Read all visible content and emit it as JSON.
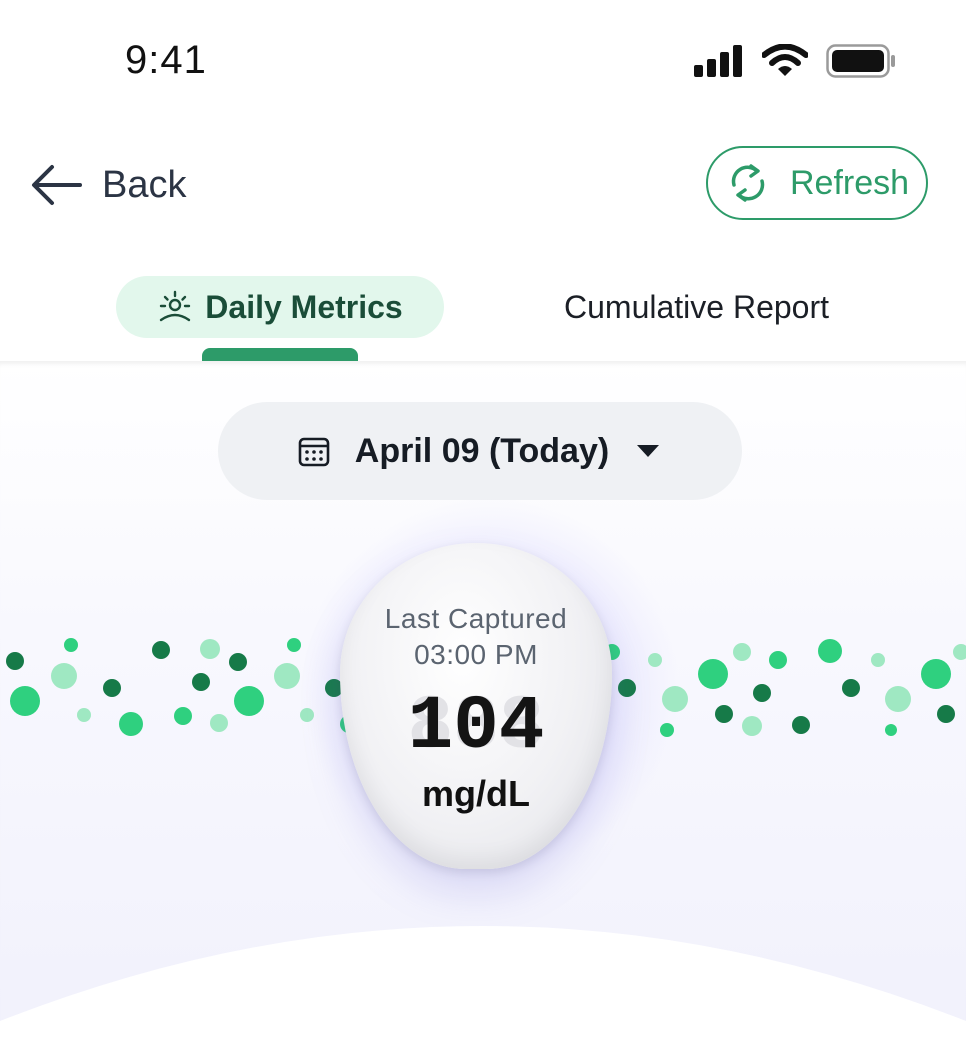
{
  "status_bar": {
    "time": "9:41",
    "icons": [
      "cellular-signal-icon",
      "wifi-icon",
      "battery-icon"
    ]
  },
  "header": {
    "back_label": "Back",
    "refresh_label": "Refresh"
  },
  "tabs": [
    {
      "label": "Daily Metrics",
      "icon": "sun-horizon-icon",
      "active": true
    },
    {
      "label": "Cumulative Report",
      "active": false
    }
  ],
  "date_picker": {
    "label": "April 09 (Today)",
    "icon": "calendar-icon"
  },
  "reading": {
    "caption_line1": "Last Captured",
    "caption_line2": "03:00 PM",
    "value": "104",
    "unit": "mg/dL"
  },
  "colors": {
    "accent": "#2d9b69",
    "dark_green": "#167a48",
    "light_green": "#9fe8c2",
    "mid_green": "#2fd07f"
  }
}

◆ ◆ ◆

* [OBJECTIVE]: Quote the material in full and exactly; do not carry over its pictures.

* [RESPONSE FOR THIS EXERCISE]:
Read all visible content and emit it as JSON.
{
  "status_bar": {
    "time": "9:41",
    "icons": [
      "cellular-signal-icon",
      "wifi-icon",
      "battery-icon"
    ]
  },
  "header": {
    "back_label": "Back",
    "refresh_label": "Refresh"
  },
  "tabs": [
    {
      "label": "Daily Metrics",
      "icon": "sun-horizon-icon",
      "active": true
    },
    {
      "label": "Cumulative Report",
      "active": false
    }
  ],
  "date_picker": {
    "label": "April 09 (Today)",
    "icon": "calendar-icon"
  },
  "reading": {
    "caption_line1": "Last Captured",
    "caption_line2": "03:00 PM",
    "value": "104",
    "unit": "mg/dL"
  },
  "colors": {
    "accent": "#2d9b69",
    "dark_green": "#167a48",
    "light_green": "#9fe8c2",
    "mid_green": "#2fd07f"
  }
}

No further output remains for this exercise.